→ TRECHO DO TEXTO:
____________

Segurança Pública se faz com Coragem
Vivemos um momento glamoroso no que diz respeito à figura do Policial. Acompanhamos o sucesso dos filmes Tropa de Elite I e II; temos novos programas sobre violência urbana, onde os astros são policiais em ação, em um formato televisivo recentemente copiado da televisão americana onde as séries como "COPS" e "CSI", dentre outros já fazem sucesso há muito tempo. Assistimos um telejornal que traz o ex-capitão do BOPE analisando o lado técnico das ações policiais, além das recentes coberturas midiáticas em tempo real das ações de confronto no combate ao tráfico de drogas no Rio de Janeiro. Tudo isso acrescido do total apoio da população. As ações policiais demonstram uma das mudanças culturais pelas quais passa a nossa sociedade brasileira, uma vez que até bem pouco tempo na grande maioria das vezes a imprensa costumava retratar o policial como um repressor, corrupto e violento.

____________

→ DADOS FORNECIDOS:
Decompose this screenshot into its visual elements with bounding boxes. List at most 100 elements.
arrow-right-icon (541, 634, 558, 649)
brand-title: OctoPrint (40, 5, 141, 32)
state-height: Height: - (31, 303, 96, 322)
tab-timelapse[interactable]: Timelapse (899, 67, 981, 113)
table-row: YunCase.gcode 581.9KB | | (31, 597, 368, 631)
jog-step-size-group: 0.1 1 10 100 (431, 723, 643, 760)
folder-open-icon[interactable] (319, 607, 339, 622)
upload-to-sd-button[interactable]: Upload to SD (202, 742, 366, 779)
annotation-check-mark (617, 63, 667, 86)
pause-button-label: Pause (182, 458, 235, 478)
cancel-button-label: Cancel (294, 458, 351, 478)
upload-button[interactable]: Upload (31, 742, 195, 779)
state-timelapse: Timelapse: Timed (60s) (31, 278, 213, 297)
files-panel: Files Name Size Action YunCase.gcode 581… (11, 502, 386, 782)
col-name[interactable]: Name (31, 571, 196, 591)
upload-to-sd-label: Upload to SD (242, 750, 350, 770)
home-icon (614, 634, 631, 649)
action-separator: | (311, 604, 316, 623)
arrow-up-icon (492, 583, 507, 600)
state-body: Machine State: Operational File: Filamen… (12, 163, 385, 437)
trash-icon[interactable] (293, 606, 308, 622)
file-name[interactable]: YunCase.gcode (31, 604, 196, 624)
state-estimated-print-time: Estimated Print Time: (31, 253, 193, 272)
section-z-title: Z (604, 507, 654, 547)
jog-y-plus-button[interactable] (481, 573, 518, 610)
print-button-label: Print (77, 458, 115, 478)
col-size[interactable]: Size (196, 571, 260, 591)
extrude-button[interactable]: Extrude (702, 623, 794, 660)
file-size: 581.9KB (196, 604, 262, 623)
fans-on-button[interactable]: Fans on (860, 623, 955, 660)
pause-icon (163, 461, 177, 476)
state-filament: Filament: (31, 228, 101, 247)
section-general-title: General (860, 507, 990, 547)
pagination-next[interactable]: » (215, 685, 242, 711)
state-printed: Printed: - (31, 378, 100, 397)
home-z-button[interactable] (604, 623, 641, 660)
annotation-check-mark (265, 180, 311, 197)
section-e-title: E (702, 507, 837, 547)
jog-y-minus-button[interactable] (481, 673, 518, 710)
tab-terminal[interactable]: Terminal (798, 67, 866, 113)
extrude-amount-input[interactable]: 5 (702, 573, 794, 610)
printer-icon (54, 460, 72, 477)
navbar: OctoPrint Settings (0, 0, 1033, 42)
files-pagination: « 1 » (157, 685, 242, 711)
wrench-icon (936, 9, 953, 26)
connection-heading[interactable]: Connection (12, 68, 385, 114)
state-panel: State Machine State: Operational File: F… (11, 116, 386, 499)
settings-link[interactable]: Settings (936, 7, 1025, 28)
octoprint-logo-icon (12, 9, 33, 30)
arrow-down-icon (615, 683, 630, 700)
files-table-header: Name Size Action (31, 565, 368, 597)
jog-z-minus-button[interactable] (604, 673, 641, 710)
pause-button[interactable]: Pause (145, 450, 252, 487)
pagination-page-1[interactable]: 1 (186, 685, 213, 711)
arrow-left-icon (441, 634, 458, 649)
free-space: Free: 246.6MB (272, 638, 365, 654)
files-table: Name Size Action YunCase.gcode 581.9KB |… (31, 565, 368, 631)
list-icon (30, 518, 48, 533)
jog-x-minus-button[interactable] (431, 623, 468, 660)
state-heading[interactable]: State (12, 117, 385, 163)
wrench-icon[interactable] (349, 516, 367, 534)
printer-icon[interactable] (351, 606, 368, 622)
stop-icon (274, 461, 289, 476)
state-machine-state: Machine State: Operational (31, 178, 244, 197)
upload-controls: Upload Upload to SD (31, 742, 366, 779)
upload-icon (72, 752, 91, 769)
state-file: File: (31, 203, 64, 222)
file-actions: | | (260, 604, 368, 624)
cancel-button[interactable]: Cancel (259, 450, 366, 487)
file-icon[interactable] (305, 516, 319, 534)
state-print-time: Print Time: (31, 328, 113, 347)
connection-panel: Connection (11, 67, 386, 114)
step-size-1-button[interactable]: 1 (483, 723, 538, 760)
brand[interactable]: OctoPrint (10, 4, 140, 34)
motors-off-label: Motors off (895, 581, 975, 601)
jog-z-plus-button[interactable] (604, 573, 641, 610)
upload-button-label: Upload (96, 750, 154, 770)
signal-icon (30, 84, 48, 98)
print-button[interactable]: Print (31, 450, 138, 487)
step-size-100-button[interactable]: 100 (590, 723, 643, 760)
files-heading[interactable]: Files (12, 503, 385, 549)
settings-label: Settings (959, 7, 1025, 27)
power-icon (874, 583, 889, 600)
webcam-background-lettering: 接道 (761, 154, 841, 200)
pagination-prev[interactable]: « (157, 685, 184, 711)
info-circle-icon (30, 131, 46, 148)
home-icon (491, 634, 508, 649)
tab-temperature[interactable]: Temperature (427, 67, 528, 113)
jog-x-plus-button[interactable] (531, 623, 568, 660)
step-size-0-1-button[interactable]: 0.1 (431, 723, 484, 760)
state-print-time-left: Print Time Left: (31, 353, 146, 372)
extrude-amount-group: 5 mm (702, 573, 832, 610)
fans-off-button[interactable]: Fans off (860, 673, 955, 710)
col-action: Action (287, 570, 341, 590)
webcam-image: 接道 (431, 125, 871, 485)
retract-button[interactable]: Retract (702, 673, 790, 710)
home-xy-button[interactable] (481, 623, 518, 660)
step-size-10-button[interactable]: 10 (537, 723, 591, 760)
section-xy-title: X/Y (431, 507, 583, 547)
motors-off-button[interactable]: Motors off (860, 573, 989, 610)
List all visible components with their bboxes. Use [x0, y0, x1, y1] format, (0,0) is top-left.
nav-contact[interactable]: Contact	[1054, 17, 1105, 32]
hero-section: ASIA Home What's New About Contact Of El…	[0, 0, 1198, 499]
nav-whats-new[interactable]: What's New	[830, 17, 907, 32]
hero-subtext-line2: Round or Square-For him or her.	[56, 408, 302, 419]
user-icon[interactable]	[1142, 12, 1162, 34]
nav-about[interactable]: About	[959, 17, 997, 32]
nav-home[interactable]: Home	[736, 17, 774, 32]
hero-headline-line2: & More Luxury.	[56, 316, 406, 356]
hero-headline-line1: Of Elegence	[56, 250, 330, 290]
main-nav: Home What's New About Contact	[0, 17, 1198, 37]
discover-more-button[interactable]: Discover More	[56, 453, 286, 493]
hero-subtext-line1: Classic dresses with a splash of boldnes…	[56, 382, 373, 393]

____________

→ TAREFA A REALIZAR: Dê continuidade ao texto sobre a imagem do policial na sociedade brasileira, começando logo após a última frase apresentada.

→ RESULTADO ESPERADO:
Entretanto, apesar destes fatos contribuírem para melhorar a auto-estima do policial que ao longos das últimas décadas vem sofrendo todo tipo de preconceitos por resquícios de pensamentos oriundos dos tempos da ditadura militar, existe o lado perigoso de se acreditar que Segurança Pública é problema exclusivo dos órgãos Policiais. A definição de polícia oferecida por Egon Bittner quando escreveu que: "quando um cidadão afirma: alguém tem que fazer alguma coisa sobre isso, e depressa", resume de maneira simples, direta e verdadeira o conceito de polícia para a grande maioria da população brasileira.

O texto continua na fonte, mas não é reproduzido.